=== Request ===
Show every line where "Payette" occurs.
[Start Records provided]
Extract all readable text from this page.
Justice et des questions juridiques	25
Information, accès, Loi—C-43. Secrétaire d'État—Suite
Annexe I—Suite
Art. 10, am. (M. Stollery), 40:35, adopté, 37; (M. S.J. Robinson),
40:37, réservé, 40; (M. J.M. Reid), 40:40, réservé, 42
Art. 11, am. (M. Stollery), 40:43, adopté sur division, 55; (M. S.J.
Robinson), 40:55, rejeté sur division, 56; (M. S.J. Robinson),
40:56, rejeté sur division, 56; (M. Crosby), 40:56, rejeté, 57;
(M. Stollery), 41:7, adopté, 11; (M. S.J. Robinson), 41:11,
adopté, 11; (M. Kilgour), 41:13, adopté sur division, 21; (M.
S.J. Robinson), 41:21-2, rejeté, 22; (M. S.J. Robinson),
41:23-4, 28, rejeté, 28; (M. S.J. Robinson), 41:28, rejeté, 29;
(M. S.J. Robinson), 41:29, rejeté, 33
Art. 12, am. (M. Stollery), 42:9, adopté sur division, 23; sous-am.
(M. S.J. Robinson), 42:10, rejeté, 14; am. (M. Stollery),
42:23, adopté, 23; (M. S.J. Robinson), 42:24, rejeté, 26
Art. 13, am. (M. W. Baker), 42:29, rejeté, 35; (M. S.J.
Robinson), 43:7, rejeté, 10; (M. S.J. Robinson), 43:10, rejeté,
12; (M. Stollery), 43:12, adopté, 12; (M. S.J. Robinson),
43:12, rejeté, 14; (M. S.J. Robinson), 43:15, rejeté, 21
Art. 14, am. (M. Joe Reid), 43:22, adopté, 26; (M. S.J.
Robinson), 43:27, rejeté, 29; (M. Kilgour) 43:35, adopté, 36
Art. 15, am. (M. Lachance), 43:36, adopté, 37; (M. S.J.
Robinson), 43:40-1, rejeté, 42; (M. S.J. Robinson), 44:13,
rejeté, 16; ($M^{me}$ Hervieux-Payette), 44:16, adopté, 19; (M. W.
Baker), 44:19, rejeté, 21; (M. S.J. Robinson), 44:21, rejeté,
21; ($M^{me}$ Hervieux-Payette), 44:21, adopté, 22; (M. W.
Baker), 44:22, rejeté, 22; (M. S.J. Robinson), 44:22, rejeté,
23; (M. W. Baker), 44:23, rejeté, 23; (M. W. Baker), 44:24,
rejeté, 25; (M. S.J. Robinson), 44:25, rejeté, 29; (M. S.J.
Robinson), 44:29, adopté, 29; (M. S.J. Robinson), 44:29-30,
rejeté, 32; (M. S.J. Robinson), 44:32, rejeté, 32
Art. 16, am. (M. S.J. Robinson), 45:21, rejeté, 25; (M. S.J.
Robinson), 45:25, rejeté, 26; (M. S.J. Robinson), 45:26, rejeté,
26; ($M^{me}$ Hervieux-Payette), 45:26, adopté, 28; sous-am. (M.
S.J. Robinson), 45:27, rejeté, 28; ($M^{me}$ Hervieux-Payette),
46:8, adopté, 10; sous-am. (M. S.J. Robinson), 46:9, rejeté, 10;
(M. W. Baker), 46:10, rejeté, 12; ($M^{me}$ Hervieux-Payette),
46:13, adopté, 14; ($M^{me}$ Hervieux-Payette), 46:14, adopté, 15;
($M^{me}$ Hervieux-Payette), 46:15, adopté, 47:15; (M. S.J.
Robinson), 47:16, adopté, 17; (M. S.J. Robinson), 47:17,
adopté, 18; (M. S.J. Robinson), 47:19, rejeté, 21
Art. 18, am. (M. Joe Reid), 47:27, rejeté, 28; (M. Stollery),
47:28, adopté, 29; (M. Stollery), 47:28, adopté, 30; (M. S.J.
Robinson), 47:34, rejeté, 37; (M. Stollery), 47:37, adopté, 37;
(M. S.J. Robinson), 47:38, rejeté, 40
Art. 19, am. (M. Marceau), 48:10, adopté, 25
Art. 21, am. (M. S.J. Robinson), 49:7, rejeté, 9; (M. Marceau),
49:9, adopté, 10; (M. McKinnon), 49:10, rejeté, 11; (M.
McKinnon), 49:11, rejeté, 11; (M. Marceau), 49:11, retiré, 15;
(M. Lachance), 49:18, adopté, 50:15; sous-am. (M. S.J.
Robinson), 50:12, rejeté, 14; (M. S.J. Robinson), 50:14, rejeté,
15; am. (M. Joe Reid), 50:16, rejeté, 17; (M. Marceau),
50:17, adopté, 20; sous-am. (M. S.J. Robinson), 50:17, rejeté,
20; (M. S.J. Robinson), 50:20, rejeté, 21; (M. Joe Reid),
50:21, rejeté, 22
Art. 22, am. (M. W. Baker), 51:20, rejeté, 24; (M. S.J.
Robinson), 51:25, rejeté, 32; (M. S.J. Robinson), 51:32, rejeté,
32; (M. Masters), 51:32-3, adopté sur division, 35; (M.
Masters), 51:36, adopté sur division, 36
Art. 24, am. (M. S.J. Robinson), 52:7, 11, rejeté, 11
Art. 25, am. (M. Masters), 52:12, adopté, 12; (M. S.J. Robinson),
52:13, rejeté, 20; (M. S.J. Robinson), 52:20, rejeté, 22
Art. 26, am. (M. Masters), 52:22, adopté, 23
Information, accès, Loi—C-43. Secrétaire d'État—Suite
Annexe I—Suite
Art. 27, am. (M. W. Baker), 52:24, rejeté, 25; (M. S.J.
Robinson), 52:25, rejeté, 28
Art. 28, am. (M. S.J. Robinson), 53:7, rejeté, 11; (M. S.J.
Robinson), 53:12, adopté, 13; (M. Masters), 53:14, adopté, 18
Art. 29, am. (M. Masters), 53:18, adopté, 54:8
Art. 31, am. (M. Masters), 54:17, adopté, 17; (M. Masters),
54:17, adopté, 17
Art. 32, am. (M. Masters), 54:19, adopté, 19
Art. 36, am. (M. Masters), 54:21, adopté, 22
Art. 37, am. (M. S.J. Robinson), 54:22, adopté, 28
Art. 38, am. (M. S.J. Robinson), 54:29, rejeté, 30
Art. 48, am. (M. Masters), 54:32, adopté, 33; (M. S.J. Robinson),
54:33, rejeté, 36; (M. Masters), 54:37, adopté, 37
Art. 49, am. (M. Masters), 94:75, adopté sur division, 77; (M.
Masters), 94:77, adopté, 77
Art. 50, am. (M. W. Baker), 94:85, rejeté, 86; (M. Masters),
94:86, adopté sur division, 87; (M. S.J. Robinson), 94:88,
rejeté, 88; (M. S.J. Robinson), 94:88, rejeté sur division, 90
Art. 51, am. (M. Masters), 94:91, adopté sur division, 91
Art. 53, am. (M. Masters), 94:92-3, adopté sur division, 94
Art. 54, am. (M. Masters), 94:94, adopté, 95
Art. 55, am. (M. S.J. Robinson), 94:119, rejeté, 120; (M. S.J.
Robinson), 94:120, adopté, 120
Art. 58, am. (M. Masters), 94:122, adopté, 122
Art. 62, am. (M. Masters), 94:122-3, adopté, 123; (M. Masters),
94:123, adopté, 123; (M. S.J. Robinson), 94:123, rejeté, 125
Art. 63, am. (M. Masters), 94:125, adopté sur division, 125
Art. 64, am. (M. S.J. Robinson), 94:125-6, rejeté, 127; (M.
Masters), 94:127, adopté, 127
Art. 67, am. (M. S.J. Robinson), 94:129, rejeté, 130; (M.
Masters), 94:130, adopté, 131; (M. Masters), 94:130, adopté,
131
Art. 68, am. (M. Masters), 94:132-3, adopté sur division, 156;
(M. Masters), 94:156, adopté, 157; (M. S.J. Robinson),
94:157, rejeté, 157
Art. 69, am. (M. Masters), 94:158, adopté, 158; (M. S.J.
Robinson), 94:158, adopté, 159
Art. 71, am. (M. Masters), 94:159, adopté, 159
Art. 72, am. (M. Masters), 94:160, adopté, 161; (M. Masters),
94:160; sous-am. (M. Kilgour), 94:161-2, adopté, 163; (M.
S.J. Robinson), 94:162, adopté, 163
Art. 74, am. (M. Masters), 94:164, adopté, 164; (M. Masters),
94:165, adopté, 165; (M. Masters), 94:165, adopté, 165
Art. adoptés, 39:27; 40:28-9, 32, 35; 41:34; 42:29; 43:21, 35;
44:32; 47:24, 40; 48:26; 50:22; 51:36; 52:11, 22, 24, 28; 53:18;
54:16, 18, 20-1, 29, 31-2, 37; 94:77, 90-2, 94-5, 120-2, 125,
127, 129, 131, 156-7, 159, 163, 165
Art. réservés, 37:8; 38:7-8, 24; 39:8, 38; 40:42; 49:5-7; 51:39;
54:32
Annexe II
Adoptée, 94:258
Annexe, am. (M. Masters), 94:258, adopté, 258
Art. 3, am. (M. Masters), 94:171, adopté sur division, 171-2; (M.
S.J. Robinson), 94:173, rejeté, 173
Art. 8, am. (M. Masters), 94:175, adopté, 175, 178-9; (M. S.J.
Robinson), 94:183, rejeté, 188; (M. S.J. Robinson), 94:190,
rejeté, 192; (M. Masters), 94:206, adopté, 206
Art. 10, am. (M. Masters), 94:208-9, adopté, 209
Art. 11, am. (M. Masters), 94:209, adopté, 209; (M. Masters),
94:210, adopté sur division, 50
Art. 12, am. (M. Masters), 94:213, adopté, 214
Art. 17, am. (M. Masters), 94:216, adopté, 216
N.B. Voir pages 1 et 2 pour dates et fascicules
[End Records provided]
=== Full solution ===
rejeté, 16; ($M^{me}$ Hervieux-Payette), 44:16, adopté, 19; (M. W.
21; ($M^{me}$ Hervieux-Payette), 44:21, adopté, 22; (M. W.
26; ($M^{me}$ Hervieux-Payette), 45:26, adopté, 28; sous-am. (M.
S.J. Robinson), 45:27, rejeté, 28; ($M^{me}$ Hervieux-Payette),
(M. W. Baker), 46:10, rejeté, 12; ($M^{me}$ Hervieux-Payette),
46:13, adopté, 14; ($M^{me}$ Hervieux-Payette), 46:14, adopté, 15;
($M^{me}$ Hervieux-Payette), 46:15, adopté, 47:15; (M. S.J.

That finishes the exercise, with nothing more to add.